Task requirements
Can you print every record below exactly as written?

Stored data
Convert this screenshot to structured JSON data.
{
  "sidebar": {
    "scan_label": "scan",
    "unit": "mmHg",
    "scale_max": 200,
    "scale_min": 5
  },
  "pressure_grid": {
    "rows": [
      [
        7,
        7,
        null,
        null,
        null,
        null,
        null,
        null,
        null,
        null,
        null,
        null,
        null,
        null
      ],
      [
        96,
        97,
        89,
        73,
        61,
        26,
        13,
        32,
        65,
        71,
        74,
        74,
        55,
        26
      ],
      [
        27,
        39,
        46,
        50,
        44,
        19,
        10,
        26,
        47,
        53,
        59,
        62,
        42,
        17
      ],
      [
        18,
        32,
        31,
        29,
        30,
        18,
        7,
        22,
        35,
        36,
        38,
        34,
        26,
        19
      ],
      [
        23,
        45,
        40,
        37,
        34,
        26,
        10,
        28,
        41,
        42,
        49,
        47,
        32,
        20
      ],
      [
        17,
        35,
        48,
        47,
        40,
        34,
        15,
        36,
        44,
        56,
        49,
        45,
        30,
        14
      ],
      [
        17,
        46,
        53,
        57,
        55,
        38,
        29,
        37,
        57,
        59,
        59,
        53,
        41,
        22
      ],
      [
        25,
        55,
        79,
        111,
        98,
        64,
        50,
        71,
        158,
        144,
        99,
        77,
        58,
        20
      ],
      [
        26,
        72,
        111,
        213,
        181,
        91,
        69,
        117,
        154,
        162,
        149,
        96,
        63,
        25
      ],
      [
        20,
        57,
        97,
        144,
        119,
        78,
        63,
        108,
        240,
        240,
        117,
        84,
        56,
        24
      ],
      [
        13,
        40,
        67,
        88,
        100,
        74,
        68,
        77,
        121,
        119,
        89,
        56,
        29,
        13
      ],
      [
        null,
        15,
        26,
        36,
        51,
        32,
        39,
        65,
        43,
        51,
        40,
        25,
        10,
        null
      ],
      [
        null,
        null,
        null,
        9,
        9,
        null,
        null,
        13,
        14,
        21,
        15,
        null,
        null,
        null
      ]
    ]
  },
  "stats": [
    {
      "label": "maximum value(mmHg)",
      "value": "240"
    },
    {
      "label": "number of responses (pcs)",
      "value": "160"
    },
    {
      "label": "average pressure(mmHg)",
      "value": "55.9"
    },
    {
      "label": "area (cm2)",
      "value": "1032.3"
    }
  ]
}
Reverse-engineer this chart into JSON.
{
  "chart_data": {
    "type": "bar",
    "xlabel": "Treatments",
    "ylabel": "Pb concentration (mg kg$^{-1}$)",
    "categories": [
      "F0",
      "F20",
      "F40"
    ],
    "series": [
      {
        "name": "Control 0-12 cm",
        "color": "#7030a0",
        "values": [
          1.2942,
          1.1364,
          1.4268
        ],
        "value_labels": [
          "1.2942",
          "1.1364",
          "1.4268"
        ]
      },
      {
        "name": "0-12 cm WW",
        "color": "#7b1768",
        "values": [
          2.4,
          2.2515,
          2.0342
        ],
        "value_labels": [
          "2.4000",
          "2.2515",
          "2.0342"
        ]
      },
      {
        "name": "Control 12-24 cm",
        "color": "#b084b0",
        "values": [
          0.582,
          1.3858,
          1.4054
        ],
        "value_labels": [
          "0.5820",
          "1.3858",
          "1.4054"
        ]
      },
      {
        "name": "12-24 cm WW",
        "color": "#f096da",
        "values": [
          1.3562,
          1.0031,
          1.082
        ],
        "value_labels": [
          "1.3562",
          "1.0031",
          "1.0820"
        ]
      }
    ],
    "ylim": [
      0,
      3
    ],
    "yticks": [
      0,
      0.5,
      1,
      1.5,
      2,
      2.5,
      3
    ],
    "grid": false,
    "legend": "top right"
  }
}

Complete output
Convert this screenshot to structured JSON data.
{
  "sidebar": {
    "scan_label": "scan",
    "unit": "mmHg",
    "scale_max": 200,
    "scale_min": 5
  },
  "pressure_grid": {
    "rows": [
      [
        7,
        7,
        null,
        null,
        null,
        null,
        null,
        null,
        null,
        null,
        null,
        null,
        null,
        null
      ],
      [
        96,
        97,
        89,
        73,
        61,
        26,
        13,
        32,
        65,
        71,
        74,
        74,
        55,
        26
      ],
      [
        27,
        39,
        46,
        50,
        44,
        19,
        10,
        26,
        47,
        53,
        59,
        62,
        42,
        17
      ],
      [
        18,
        32,
        31,
        29,
        30,
        18,
        7,
        22,
        35,
        36,
        38,
        34,
        26,
        19
      ],
      [
        23,
        45,
        40,
        37,
        34,
        26,
        10,
        28,
        41,
        42,
        49,
        47,
        32,
        20
      ],
      [
        17,
        35,
        48,
        47,
        40,
        34,
        15,
        36,
        44,
        56,
        49,
        45,
        30,
        14
      ],
      [
        17,
        46,
        53,
        57,
        55,
        38,
        29,
        37,
        57,
        59,
        59,
        53,
        41,
        22
      ],
      [
        25,
        55,
        79,
        111,
        98,
        64,
        50,
        71,
        158,
        144,
        99,
        77,
        58,
        20
      ],
      [
        26,
        72,
        111,
        213,
        181,
        91,
        69,
        117,
        154,
        162,
        149,
        96,
        63,
        25
      ],
      [
        20,
        57,
        97,
        144,
        119,
        78,
        63,
        108,
        240,
        240,
        117,
        84,
        56,
        24
      ],
      [
        13,
        40,
        67,
        88,
        100,
        74,
        68,
        77,
        121,
        119,
        89,
        56,
        29,
        13
      ],
      [
        null,
        15,
        26,
        36,
        51,
        32,
        39,
        65,
        43,
        51,
        40,
        25,
        10,
        null
      ],
      [
        null,
        null,
        null,
        9,
        9,
        null,
        null,
        13,
        14,
        21,
        15,
        null,
        null,
        null
      ]
    ]
  },
  "stats": [
    {
      "label": "maximum value(mmHg)",
      "value": "240"
    },
    {
      "label": "number of responses (pcs)",
      "value": "160"
    },
    {
      "label": "average pressure(mmHg)",
      "value": "55.9"
    },
    {
      "label": "area (cm2)",
      "value": "1032.3"
    }
  ]
}
Reverse-engineer this chart into JSON.
{
  "chart_data": {
    "type": "bar",
    "xlabel": "Treatments",
    "ylabel": "Pb concentration (mg kg$^{-1}$)",
    "categories": [
      "F0",
      "F20",
      "F40"
    ],
    "series": [
      {
        "name": "Control 0-12 cm",
        "color": "#7030a0",
        "values": [
          1.2942,
          1.1364,
          1.4268
        ],
        "value_labels": [
          "1.2942",
          "1.1364",
          "1.4268"
        ]
      },
      {
        "name": "0-12 cm WW",
        "color": "#7b1768",
        "values": [
          2.4,
          2.2515,
          2.0342
        ],
        "value_labels": [
          "2.4000",
          "2.2515",
          "2.0342"
        ]
      },
      {
        "name": "Control 12-24 cm",
        "color": "#b084b0",
        "values": [
          0.582,
          1.3858,
          1.4054
        ],
        "value_labels": [
          "0.5820",
          "1.3858",
          "1.4054"
        ]
      },
      {
        "name": "12-24 cm WW",
        "color": "#f096da",
        "values": [
          1.3562,
          1.0031,
          1.082
        ],
        "value_labels": [
          "1.3562",
          "1.0031",
          "1.0820"
        ]
      }
    ],
    "ylim": [
      0,
      3
    ],
    "yticks": [
      0,
      0.5,
      1,
      1.5,
      2,
      2.5,
      3
    ],
    "grid": false,
    "legend": "top right"
  }
}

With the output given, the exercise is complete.